▸ **ARTICOLO**
* * *

1.3.= La Cassazione civile, Sezioni Unite, 11 gennaio 2011, n. 390 (seguita da Cass. civile, sez. 2, 19 maggio 2011, n. 11024) ha temperato il predetto criterio della prevalenza della sostanza sulla forma del provvedimento, facendo applicazione del principio dell’apparenza, affermando che, in tema di opposizione a decreto ingiuntivo per onorari e altre spettanze dovuti dal cliente al proprio difensore per prestazioni giudiziali civili, al fine di individuare il regime impugnatorio del provvedimento che ha deciso la controversia, assume rilevanza la forma adottata dal giudice, ove la stessa sia frutto di una consapevole scelta, che può essere anche implicita e desumibile dalle modalità con le quali si è in concreto svolto il relativo procedimento.

Secondo la dottrina prevalente e parte della giurisprudenza di merito nulla sarebbe sostanzialmente cambiato rispetto al passato, avendo il procedimento D.Lgs. n. 150 del 2011, ex art. 14, mantenuto le medesime caratteristiche che aveva quello disciplinato dalla L. n. 794 del 1942, art. 29, tenuto anche conto che il D.Lgs. n. 150 del 2011, art. 14, si limita a prevedere che il rito sommario di cognizione regola le "controversie previste dalla L. 13 giugno 1942, n. 794, art. 28", senza prevedere alcuna modifica riguardo all’ambito di applicazione di tale ultima disposizione. Nel caso di contestazioni sull’an del rapporto professionale la gran parte della dottrina, in aderenza alla giurisprudenza di legittimità formatasi nella vigenza della normativa precedente, ha escluso il mutamento del rito sul presupposto che le difese svolte dalle parti richiedano un’istruzione non sommaria ai sensi degli artt. 702 bis e ter, tenuto conto che il D.Lgs. n. 150 del 2011, art. 3, comma 1, ne prevede espressamente l’inapplicabilità. In presenza di contestazioni sull’an, ed anche quando l’inesistenza dei presupposti per il procedimento speciale emerga all’esito della comparizione delle parti, il giudice del procedimento speciale deve limitarsi ad una pronuncia di inammissibilità.

* * *

▸ **DATI**
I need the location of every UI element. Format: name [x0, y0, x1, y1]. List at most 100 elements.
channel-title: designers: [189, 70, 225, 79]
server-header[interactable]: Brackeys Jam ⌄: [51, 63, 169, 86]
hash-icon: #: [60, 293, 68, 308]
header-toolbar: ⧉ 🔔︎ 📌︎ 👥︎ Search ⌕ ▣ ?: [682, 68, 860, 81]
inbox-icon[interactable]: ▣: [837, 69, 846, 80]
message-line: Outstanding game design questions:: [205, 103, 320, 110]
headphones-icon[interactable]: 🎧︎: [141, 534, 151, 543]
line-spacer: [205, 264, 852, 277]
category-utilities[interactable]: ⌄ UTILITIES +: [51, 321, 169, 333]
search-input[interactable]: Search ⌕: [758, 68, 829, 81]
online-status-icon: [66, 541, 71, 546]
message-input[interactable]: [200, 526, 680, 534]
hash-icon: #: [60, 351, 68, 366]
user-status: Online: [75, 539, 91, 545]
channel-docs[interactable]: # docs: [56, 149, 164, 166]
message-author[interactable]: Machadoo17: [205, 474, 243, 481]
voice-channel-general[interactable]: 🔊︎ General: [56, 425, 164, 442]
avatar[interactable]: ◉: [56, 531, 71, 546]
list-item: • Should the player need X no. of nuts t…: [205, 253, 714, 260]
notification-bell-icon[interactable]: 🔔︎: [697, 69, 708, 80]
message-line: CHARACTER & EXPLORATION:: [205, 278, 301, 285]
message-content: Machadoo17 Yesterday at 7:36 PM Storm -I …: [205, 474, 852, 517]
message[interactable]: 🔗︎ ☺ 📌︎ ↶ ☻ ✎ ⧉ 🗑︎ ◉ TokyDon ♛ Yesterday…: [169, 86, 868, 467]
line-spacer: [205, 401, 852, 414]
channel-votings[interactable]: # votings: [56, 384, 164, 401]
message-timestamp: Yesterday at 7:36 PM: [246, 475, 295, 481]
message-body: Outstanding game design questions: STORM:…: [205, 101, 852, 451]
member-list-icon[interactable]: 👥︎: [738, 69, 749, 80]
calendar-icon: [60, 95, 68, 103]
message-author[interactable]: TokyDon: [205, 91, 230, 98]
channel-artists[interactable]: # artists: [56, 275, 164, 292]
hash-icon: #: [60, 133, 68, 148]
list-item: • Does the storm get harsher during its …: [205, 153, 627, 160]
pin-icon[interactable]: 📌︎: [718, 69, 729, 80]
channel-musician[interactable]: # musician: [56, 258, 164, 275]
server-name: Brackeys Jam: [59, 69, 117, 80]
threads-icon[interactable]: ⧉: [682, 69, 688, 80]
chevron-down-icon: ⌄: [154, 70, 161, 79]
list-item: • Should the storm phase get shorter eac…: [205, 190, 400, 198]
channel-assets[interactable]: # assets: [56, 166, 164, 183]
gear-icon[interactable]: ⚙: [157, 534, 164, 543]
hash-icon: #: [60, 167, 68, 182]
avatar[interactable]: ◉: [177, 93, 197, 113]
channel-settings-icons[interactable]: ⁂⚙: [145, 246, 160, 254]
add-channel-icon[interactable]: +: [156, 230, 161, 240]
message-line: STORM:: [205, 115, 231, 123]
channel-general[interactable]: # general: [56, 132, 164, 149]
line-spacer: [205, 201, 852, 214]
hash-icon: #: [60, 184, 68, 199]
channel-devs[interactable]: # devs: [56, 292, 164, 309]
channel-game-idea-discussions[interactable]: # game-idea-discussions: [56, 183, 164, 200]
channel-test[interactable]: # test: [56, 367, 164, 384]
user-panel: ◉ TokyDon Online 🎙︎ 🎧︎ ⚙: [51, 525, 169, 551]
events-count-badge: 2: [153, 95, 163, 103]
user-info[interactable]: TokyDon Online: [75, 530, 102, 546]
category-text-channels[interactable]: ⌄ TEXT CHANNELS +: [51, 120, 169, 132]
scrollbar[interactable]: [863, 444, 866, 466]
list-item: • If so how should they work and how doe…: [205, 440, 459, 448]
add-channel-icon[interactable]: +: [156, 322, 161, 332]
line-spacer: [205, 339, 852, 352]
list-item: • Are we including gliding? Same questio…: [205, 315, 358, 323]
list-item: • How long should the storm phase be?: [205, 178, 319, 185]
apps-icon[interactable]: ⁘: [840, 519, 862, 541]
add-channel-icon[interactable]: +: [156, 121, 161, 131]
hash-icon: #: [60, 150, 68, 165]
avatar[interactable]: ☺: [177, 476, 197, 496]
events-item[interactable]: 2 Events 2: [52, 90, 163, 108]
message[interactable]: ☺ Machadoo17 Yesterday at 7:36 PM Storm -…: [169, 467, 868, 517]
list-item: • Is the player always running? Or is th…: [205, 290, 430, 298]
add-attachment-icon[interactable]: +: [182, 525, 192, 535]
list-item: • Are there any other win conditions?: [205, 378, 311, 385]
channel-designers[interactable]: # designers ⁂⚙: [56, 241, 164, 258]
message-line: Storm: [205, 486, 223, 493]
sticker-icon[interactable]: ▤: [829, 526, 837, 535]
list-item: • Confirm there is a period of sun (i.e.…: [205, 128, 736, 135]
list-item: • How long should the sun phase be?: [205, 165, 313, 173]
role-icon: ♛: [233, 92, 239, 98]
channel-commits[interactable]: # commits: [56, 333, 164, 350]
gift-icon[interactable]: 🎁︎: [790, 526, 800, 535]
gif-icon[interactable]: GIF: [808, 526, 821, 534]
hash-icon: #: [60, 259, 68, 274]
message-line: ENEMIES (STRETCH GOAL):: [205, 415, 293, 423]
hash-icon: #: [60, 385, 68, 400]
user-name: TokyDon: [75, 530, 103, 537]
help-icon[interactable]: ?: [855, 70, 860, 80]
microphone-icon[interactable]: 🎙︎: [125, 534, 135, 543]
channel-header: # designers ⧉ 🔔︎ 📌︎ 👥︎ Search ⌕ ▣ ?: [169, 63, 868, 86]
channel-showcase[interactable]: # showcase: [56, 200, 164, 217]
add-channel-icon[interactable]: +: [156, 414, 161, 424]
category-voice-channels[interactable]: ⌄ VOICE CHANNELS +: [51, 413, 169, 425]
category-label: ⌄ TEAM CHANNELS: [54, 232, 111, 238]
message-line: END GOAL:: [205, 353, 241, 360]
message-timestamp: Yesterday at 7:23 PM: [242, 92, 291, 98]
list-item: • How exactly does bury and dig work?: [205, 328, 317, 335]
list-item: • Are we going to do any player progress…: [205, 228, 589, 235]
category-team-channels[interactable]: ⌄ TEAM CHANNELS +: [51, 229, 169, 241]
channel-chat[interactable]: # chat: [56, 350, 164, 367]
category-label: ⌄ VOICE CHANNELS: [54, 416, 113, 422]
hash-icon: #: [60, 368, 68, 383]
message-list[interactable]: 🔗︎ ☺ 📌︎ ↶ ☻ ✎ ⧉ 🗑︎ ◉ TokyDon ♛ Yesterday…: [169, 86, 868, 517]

* * *

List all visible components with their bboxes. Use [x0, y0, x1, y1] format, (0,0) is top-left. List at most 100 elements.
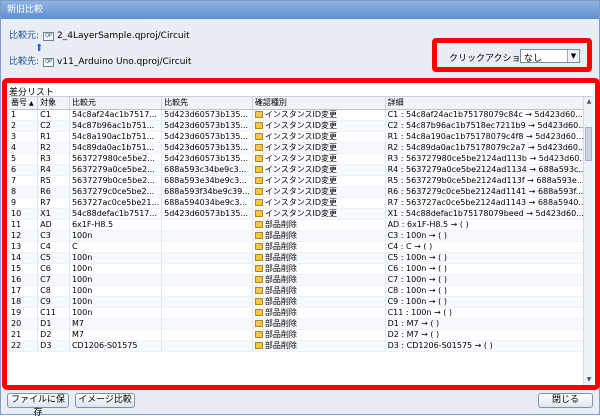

* * *

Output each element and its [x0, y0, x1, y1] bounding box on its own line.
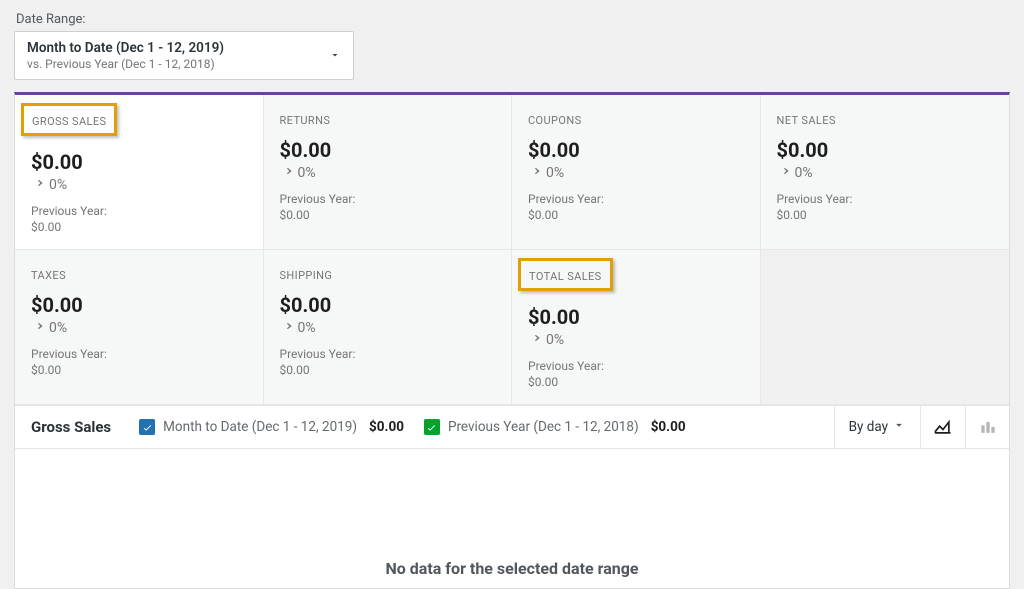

* * *

▸ **ISTRUZIONI**
A. Nell'articolo sui compensi degli avvocati, a quale pronuncia deve limitarsi il giudice del procedimento speciale in presenza di contestazioni sull'an?
B. Prosegui l'articolo sui compensi degli avvocati a partire dalla sua ultima frase.
Le voci provengono da un'altra fonte.

▸ **RISPOSTE PER COMPITO**
A. A una pronuncia di inammissibilità.

B.
A sostegno di questa tesi, è stata richiamata la previsione di cui al D.Lgs. n. 150 del 2011, art. 14, comma 3, (mutuata dalla L. n. 794 del 1942, art. 29, comma 3), relativa alla possibilità per le parti di stare in giudizio personalmente, da cui è possibile evincere che, allorquando le eccezioni del convenuto comportino un ampliamento del thema decidendum alla sussistenza della pretesa del ricorrente, il giudizio non possa proseguire perché, nell’ipotesi in cui il resistente non si sia avvalso dell’assistenza tecnica, egli si troverebbe in posizione di inferiorità rispetto alla controparte proprio nel momento in cui il giudizio diviene più complesso.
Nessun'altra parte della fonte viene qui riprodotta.